##### EXERCISE DATA #####

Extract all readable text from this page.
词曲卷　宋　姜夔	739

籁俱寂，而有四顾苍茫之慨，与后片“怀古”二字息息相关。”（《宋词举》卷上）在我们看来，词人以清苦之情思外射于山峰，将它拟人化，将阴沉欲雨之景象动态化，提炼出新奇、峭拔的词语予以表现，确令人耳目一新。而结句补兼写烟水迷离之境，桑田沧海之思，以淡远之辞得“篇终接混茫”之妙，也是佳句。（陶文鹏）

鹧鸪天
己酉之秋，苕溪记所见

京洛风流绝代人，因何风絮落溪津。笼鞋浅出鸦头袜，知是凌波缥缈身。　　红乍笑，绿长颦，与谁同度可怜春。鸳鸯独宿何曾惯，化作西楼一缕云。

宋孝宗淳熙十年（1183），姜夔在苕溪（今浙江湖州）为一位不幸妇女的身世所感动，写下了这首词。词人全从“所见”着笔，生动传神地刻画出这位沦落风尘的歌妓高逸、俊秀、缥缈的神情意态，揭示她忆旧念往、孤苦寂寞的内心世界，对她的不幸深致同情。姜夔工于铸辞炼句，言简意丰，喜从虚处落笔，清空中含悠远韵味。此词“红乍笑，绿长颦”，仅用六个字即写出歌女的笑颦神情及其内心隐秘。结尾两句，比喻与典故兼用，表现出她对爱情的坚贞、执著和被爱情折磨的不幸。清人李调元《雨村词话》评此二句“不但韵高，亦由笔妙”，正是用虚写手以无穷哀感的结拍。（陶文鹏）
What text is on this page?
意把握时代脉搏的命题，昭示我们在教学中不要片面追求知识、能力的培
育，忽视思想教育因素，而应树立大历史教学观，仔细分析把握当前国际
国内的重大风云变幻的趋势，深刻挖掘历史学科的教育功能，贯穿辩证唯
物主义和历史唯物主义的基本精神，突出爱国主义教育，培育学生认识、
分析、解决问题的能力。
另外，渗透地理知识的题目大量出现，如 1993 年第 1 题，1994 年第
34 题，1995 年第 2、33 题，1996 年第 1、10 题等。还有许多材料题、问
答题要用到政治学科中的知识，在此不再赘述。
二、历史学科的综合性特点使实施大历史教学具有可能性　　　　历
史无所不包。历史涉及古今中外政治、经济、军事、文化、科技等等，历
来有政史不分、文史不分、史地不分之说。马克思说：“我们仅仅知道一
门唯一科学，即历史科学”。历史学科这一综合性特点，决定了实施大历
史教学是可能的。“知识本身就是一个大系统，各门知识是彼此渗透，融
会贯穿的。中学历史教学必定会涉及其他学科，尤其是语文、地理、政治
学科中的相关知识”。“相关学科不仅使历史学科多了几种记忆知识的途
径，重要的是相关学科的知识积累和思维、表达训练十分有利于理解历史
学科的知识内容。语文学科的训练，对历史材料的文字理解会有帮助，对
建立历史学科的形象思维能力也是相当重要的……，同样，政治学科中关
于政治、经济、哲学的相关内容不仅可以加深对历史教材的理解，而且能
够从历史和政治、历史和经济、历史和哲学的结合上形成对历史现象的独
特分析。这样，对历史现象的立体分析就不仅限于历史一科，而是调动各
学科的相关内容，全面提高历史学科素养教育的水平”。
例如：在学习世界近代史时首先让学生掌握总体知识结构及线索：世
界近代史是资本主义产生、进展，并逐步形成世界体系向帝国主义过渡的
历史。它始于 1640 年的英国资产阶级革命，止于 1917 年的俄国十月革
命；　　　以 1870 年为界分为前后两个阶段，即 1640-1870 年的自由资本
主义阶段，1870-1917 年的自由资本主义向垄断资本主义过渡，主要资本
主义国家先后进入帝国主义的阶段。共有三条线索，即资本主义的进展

#####
##### EXERCISE DATA #####

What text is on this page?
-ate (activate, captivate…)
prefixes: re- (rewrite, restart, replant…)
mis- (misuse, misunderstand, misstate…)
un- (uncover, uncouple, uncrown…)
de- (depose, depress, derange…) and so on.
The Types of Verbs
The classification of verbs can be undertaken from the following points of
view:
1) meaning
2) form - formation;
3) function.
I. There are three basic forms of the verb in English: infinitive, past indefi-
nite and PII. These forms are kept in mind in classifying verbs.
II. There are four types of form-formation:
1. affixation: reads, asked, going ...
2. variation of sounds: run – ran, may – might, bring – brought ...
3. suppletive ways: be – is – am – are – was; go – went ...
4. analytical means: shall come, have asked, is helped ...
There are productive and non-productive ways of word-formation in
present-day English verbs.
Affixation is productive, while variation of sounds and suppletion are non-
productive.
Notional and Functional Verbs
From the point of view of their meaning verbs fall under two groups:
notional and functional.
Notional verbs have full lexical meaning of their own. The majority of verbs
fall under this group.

#####
##### EXERCISE DATA #####

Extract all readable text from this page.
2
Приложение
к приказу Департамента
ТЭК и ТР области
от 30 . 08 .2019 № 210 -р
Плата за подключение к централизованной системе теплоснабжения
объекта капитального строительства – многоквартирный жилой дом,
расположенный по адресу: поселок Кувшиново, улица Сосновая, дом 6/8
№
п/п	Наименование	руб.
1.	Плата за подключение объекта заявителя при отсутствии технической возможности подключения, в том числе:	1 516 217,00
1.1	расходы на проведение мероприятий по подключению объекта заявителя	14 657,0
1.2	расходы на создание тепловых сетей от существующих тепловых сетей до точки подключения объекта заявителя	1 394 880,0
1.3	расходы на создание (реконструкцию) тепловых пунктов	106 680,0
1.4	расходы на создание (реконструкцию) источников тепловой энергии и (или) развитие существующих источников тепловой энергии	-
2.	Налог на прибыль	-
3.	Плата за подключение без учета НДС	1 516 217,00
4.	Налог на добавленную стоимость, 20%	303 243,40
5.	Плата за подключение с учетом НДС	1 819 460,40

#####

▶ [EXERCISE DETAILS] From the listing above, copy all lines holding the word "Налог".

▶ [RESULT FOR THIS EXERCISE]
2.	Налог на прибыль	-
4.	Налог на добавленную стоимость, 20%	303 243,40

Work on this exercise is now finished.